◆ Article:
Only one minor issue found so far.

In Scheduler -> Prioritizer, shows have the number of programs/episodes listed to the right of the title. If you select the show, then show individual episodes, there are far fewer of them showing here than on the top level. To Do list agrees with numbers on Prioritizer screen.

This may be due to the guide rebuild after the reboot. I'll check it again tomorrow and see if this corrects itself.


----------



## petergaryr (Nov 22, 2006)

No problems to report so far, other than my problem child WAWS 30-1. Still comes in strong on Sony KDF-50E2000 tuner, but 771 on HR20 (both connected to same antenna).


----------



## litzdog911 (Jun 23, 2004)

blmoore said:


> Only one minor issue found so far.
> 
> In Scheduler -> Prioritizer, shows have the number of programs/episodes listed to the right of the title. If you select the show, then show individual episodes, there are far fewer of them showing here than on the top level. To Do list agrees with numbers on Prioritizer screen.
> 
> This may be due to the guide rebuild after the reboot. I'll check it again tomorrow and see if this corrects itself.


Exactly ....
Give the DVR several hours to rebuild its guide data.


----------



## raw6464 (Dec 11, 2006)

◆ Short problem 1: Recast every line of the records below as a numbered list, dropping any blank lines and leaving the pictures out of your answer.

(Boxed element entries)
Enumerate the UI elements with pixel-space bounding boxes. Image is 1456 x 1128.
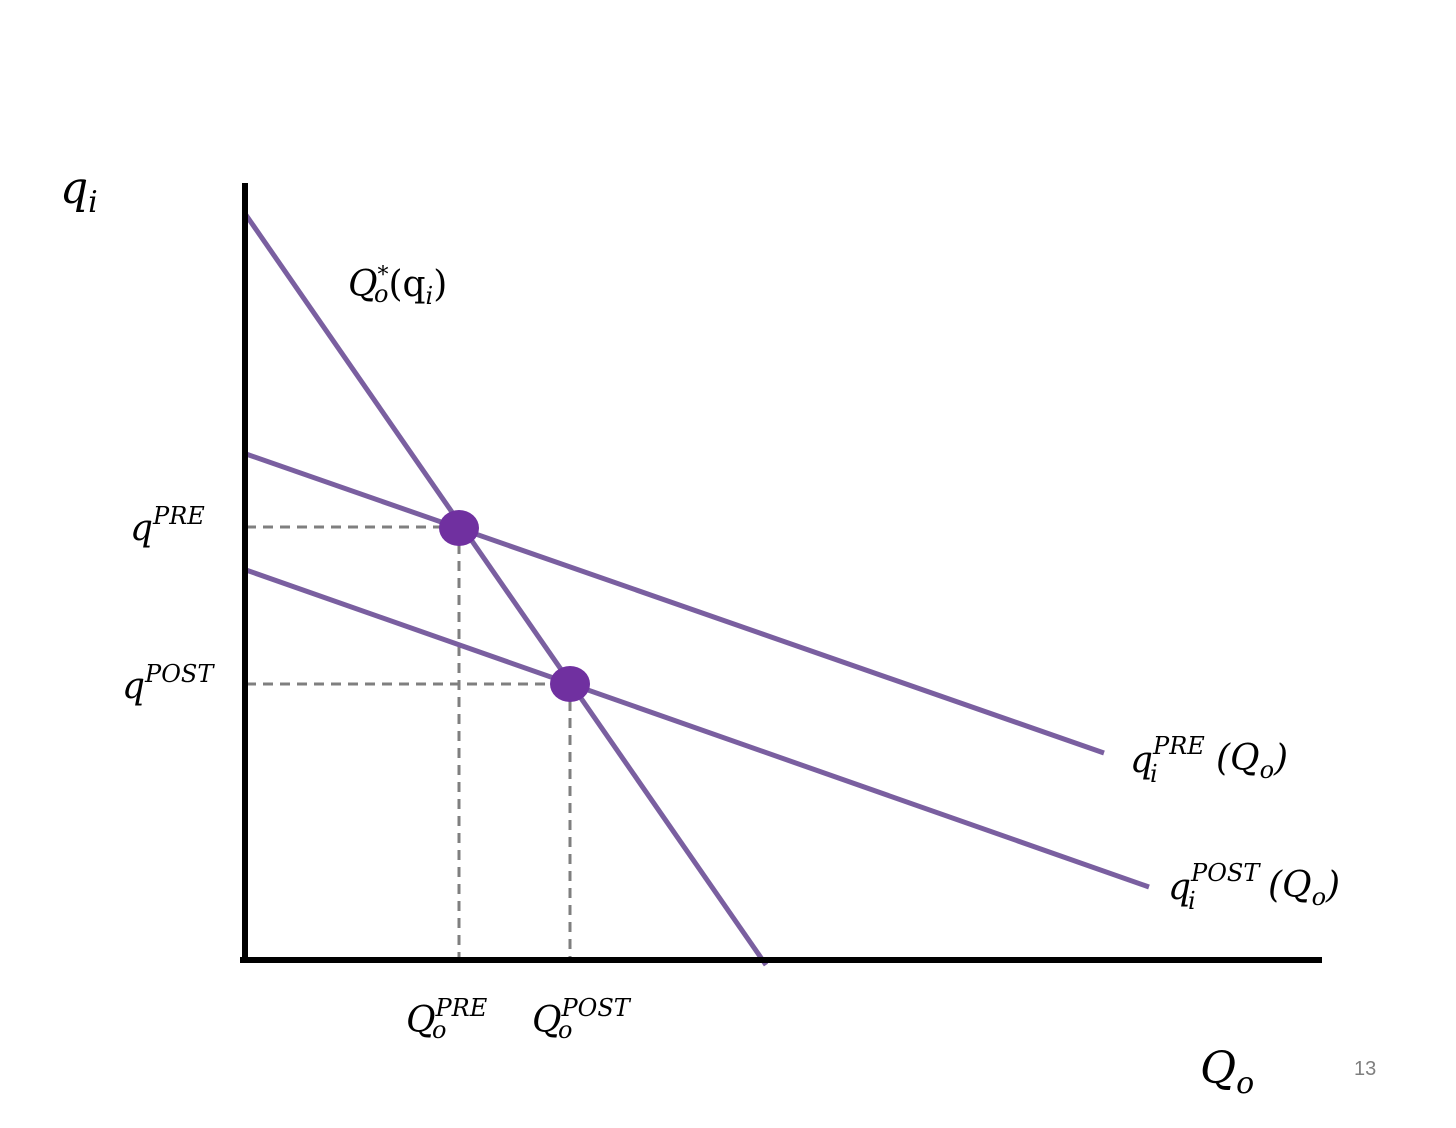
best-response-curve — [243, 213, 769, 967]
x-tick-q-pre: QPRE o — [406, 994, 488, 1044]
equilibrium-point-post — [550, 666, 590, 702]
equilibrium-point-pre — [439, 510, 479, 546]
post-reaction-curve — [245, 567, 1150, 890]
pre-reaction-curve — [245, 451, 1105, 756]
y-axis-label: qi — [60, 163, 98, 220]
y-tick-q-post: qPOST — [122, 660, 215, 707]
guide-lines — [246, 525, 572, 958]
curves — [243, 213, 1150, 967]
post-curve-label: qPOST i (Qo) — [1168, 859, 1340, 915]
pre-curve-label: qPRE i (Qo) — [1130, 732, 1288, 788]
best-response-label: Q* o(qi) — [348, 263, 447, 310]
x-tick-q-post: QPOST o — [532, 994, 632, 1044]
x-axis-label: Qo — [1200, 1043, 1254, 1101]
axes — [240, 183, 1322, 963]
slide-number: 13 — [1354, 1058, 1376, 1080]
y-tick-q-pre: qPRE — [130, 502, 205, 549]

◆ Short problem 2: Reproduce the stretch of the DVR thread from "## petergaryr (Nov" through "to same antenna).".

◆ Written response 1:
1. Enumerate the UI elements with pixel-space bounding boxes. Image is 1456 x 1128.
2. best-response-curve — [243, 213, 769, 967]
3. x-tick-q-pre: QPRE o — [406, 994, 488, 1044]
4. equilibrium-point-post — [550, 666, 590, 702]
5. equilibrium-point-pre — [439, 510, 479, 546]
6. post-reaction-curve — [245, 567, 1150, 890]
7. pre-reaction-curve — [245, 451, 1105, 756]
8. y-axis-label: qi — [60, 163, 98, 220]
9. y-tick-q-post: qPOST — [122, 660, 215, 707]
10. guide-lines — [246, 525, 572, 958]
11. curves — [243, 213, 1150, 967]
12. post-curve-label: qPOST i (Qo) — [1168, 859, 1340, 915]
13. pre-curve-label: qPRE i (Qo) — [1130, 732, 1288, 788]
14. best-response-label: Q* o(qi) — [348, 263, 447, 310]
15. x-tick-q-post: QPOST o — [532, 994, 632, 1044]
16. x-axis-label: Qo — [1200, 1043, 1254, 1101]
17. axes — [240, 183, 1322, 963]
18. slide-number: 13 — [1354, 1058, 1376, 1080]
19. y-tick-q-pre: qPRE — [130, 502, 205, 549]

◆ Written response 2:
## petergaryr (Nov 22, 2006)

No problems to report so far, other than my problem child WAWS 30-1. Still comes in strong on Sony KDF-50E2000 tuner, but 771 on HR20 (both connected to same antenna).